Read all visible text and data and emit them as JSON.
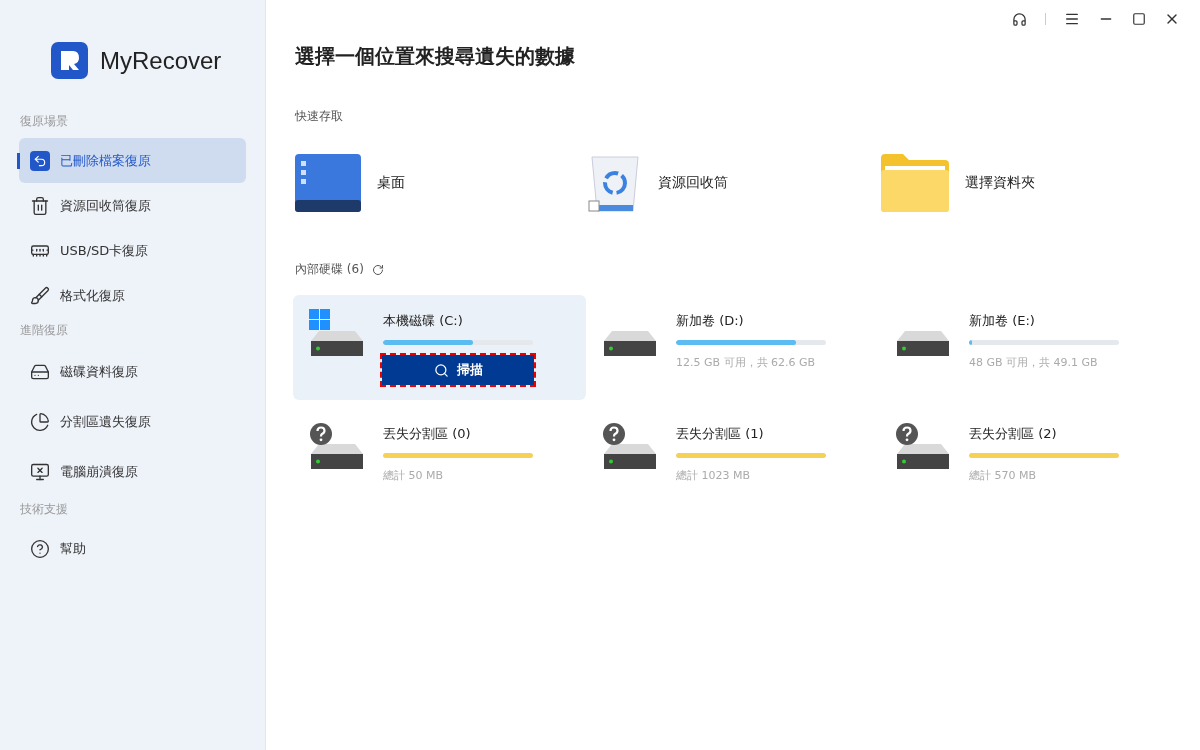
{
  "app": {
    "name": "MyRecover"
  },
  "sidebar": {
    "sections": [
      {
        "heading": "復原場景",
        "items": [
          {
            "label": "已刪除檔案復原",
            "selected": true
          },
          {
            "label": "資源回收筒復原",
            "selected": false
          },
          {
            "label": "USB/SD卡復原",
            "selected": false
          },
          {
            "label": "格式化復原",
            "selected": false
          }
        ]
      },
      {
        "heading": "進階復原",
        "items": [
          {
            "label": "磁碟資料復原",
            "selected": false
          },
          {
            "label": "分割區遺失復原",
            "selected": false
          },
          {
            "label": "電腦崩潰復原",
            "selected": false
          }
        ]
      },
      {
        "heading": "技術支援",
        "items": [
          {
            "label": "幫助",
            "selected": false
          }
        ]
      }
    ]
  },
  "main": {
    "title": "選擇一個位置來搜尋遺失的數據",
    "quick_access": {
      "heading": "快速存取",
      "items": [
        {
          "kind": "desktop",
          "label": "桌面"
        },
        {
          "kind": "recycle",
          "label": "資源回收筒"
        },
        {
          "kind": "folder",
          "label": "選擇資料夾"
        }
      ]
    },
    "drives": {
      "heading": "內部硬碟 (6)",
      "items": [
        {
          "kind": "system",
          "name": "本機磁碟 (C:)",
          "level": 0.6,
          "selected": true,
          "button": "掃描"
        },
        {
          "kind": "volume",
          "name": "新加卷 (D:)",
          "level": 0.8,
          "selected": false,
          "caption": "12.5 GB 可用，共 62.6 GB"
        },
        {
          "kind": "volume",
          "name": "新加卷 (E:)",
          "level": 0.02,
          "selected": false,
          "caption": "48 GB 可用，共 49.1 GB"
        },
        {
          "kind": "lost",
          "name": "丟失分割區 (0)",
          "level": 1,
          "selected": false,
          "caption": "總計 50 MB"
        },
        {
          "kind": "lost",
          "name": "丟失分割區 (1)",
          "level": 1,
          "selected": false,
          "caption": "總計 1023 MB"
        },
        {
          "kind": "lost",
          "name": "丟失分割區 (2)",
          "level": 1,
          "selected": false,
          "caption": "總計 570 MB"
        }
      ]
    }
  }
}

********

EXERCISE OBJECTIVE
Gather all lines from the listing above in which "caption" occurs.

EXERCISE ANSWER
          "caption": "12.5 GB 可用，共 62.6 GB"
          "caption": "48 GB 可用，共 49.1 GB"
          "caption": "總計 50 MB"
          "caption": "總計 1023 MB"
          "caption": "總計 570 MB"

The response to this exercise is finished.